Only lines with the string "strongest" matter here; gather them from the material below.

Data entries
= = = = = = =

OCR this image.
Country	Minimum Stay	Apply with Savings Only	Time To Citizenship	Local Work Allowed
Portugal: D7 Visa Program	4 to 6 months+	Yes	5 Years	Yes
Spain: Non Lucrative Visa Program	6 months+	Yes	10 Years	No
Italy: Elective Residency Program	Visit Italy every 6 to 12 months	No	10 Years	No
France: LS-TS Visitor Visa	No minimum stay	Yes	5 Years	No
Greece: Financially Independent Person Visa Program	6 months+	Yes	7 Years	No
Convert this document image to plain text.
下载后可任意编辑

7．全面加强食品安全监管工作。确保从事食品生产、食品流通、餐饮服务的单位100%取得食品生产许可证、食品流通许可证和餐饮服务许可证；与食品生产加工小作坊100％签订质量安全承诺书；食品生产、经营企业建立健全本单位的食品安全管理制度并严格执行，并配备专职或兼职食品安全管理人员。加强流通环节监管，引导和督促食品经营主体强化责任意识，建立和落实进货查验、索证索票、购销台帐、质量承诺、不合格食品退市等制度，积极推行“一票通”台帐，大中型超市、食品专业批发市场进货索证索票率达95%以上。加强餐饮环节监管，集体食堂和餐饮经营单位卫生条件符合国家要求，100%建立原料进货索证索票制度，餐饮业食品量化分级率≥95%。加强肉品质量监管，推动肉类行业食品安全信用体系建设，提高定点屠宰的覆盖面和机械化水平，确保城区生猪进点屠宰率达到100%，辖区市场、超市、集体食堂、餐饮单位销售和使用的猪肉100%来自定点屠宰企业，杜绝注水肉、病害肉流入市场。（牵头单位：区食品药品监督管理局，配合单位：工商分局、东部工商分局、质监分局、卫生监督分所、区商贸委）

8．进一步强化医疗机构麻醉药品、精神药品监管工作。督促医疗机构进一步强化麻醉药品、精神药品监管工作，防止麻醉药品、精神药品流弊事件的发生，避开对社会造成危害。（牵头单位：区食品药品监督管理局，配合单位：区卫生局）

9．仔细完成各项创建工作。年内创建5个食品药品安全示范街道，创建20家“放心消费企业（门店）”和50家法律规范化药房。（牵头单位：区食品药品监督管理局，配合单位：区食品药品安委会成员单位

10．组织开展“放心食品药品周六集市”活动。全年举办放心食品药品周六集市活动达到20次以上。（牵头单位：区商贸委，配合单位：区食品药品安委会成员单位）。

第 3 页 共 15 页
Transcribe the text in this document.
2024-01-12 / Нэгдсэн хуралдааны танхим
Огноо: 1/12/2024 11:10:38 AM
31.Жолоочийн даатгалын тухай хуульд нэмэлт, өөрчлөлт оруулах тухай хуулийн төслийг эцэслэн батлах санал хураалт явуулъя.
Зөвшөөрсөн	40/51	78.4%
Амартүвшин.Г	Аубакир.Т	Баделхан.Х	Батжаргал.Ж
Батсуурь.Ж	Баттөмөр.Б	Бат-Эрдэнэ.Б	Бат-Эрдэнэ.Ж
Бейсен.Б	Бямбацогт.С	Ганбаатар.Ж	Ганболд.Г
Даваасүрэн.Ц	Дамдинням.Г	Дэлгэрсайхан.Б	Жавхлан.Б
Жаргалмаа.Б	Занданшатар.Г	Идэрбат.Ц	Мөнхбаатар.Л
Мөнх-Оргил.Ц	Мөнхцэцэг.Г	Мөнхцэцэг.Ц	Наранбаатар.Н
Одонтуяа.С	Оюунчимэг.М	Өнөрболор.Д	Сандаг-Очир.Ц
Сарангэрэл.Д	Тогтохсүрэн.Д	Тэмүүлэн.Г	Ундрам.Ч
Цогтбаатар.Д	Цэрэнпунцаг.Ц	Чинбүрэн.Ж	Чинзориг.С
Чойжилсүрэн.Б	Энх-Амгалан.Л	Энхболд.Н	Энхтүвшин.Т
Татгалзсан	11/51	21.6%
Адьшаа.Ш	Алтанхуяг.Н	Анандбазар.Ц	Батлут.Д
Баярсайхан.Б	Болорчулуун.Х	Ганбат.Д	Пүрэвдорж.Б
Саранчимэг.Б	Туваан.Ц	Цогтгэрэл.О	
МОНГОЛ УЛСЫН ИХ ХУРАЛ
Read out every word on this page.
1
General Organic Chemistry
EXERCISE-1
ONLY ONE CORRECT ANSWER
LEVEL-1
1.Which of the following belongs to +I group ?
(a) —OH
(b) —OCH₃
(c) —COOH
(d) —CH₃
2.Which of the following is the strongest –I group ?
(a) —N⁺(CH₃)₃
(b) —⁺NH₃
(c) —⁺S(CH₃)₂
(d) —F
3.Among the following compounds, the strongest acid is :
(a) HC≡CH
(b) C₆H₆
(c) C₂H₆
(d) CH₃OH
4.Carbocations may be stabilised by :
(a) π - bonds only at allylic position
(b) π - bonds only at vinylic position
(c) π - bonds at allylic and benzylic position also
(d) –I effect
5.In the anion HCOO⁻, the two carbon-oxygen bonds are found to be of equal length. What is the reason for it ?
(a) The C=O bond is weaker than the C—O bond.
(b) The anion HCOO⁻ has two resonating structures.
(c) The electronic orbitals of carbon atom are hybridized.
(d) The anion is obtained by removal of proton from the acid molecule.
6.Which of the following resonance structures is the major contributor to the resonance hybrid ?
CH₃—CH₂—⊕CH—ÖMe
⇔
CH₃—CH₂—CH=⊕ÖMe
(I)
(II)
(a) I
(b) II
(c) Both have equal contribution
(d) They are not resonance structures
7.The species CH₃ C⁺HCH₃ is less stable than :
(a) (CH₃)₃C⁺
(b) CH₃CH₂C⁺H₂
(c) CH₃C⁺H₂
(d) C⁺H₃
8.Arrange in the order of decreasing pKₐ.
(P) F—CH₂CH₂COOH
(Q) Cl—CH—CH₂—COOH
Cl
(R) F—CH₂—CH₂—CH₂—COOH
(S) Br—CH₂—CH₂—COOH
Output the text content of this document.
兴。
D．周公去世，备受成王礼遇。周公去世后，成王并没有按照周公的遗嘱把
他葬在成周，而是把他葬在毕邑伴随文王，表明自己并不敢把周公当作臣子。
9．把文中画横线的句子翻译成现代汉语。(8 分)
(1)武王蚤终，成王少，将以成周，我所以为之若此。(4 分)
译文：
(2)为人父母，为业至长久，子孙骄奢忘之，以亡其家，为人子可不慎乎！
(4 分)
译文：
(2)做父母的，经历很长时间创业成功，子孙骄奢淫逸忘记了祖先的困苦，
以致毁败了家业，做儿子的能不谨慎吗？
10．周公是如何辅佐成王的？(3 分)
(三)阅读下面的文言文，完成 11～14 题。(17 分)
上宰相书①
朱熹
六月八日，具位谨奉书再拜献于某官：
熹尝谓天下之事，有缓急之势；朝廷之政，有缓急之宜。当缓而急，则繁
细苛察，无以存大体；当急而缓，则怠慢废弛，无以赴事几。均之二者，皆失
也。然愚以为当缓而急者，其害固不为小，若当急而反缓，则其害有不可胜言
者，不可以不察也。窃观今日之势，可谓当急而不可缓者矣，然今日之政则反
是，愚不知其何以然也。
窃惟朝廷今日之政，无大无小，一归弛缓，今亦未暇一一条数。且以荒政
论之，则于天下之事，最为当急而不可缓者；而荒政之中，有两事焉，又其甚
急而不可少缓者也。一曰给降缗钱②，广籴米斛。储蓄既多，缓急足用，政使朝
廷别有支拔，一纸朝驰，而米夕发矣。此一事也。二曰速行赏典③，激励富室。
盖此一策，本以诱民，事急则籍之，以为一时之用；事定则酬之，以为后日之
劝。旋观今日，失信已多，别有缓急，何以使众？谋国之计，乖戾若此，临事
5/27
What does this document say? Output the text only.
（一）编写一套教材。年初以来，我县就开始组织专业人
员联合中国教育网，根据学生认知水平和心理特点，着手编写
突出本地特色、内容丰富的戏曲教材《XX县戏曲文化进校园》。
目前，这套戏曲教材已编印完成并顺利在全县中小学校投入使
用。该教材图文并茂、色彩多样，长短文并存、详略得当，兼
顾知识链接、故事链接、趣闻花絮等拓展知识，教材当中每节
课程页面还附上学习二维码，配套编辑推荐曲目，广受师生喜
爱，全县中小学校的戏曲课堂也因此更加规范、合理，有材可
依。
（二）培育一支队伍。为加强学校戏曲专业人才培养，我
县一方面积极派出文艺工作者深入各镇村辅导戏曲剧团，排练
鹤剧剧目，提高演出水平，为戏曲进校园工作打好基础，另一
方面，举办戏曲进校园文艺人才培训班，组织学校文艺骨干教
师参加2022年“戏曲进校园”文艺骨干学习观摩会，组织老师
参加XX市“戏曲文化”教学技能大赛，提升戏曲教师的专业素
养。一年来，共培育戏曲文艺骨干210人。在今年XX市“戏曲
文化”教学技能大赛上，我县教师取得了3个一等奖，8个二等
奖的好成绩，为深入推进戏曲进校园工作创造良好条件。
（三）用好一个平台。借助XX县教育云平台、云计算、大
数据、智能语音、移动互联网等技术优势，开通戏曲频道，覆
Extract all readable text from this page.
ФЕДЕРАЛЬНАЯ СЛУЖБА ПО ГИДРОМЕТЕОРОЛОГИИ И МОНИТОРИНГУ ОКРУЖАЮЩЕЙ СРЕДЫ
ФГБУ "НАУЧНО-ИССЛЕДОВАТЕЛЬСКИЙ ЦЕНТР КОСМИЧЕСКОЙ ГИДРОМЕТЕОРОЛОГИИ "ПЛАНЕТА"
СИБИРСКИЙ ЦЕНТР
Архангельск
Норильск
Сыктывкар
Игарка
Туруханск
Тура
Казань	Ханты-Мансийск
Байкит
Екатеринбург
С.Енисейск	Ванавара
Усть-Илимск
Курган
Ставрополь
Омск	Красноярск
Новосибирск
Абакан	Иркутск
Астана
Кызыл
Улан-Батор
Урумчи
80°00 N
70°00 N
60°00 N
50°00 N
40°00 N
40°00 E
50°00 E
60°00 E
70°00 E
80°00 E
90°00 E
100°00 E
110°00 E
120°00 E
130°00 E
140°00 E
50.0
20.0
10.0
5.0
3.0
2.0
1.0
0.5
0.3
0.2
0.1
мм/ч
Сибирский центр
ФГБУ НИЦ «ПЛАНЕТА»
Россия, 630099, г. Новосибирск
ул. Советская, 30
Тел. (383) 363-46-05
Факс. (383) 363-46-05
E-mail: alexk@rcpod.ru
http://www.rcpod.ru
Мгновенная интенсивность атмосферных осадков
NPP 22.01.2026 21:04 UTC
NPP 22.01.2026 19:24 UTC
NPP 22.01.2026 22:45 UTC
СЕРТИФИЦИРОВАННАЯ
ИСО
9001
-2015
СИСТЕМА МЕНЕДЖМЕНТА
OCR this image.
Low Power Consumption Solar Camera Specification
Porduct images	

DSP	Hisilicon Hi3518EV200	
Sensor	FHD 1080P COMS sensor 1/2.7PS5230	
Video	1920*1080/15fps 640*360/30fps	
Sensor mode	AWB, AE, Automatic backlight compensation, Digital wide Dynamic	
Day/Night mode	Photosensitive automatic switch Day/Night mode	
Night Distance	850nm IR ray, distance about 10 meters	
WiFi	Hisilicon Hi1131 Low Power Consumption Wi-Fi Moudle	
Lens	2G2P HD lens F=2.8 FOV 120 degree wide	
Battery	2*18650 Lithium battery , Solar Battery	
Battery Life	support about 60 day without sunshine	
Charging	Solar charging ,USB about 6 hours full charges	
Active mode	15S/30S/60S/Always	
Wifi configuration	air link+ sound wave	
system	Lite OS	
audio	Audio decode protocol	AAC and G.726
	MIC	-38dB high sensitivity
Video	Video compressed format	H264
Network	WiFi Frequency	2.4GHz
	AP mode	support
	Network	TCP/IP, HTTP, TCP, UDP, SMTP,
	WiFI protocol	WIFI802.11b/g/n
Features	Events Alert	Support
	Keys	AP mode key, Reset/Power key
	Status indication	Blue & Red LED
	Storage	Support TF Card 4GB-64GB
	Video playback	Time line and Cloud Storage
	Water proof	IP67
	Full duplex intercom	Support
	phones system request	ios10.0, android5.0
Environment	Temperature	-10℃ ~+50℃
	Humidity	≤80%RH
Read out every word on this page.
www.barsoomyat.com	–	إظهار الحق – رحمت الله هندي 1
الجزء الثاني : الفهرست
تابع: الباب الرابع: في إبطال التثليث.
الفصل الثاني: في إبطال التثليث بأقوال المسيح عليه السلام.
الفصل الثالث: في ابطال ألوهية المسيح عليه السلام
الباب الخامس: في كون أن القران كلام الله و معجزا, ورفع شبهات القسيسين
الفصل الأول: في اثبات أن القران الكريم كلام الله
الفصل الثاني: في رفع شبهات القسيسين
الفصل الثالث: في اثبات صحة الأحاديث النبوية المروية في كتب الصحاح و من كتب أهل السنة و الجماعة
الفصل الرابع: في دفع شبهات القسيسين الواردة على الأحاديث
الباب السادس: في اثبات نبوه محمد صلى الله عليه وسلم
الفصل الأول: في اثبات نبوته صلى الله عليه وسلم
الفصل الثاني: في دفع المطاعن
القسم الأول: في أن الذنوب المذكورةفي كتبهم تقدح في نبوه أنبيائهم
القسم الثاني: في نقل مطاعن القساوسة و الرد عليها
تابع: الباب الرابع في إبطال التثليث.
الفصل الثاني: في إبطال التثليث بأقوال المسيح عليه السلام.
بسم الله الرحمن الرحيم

= = = = = = =

- [Output of the task]
2.Which of the following is the strongest –I group ?
3.Among the following compounds, the strongest acid is :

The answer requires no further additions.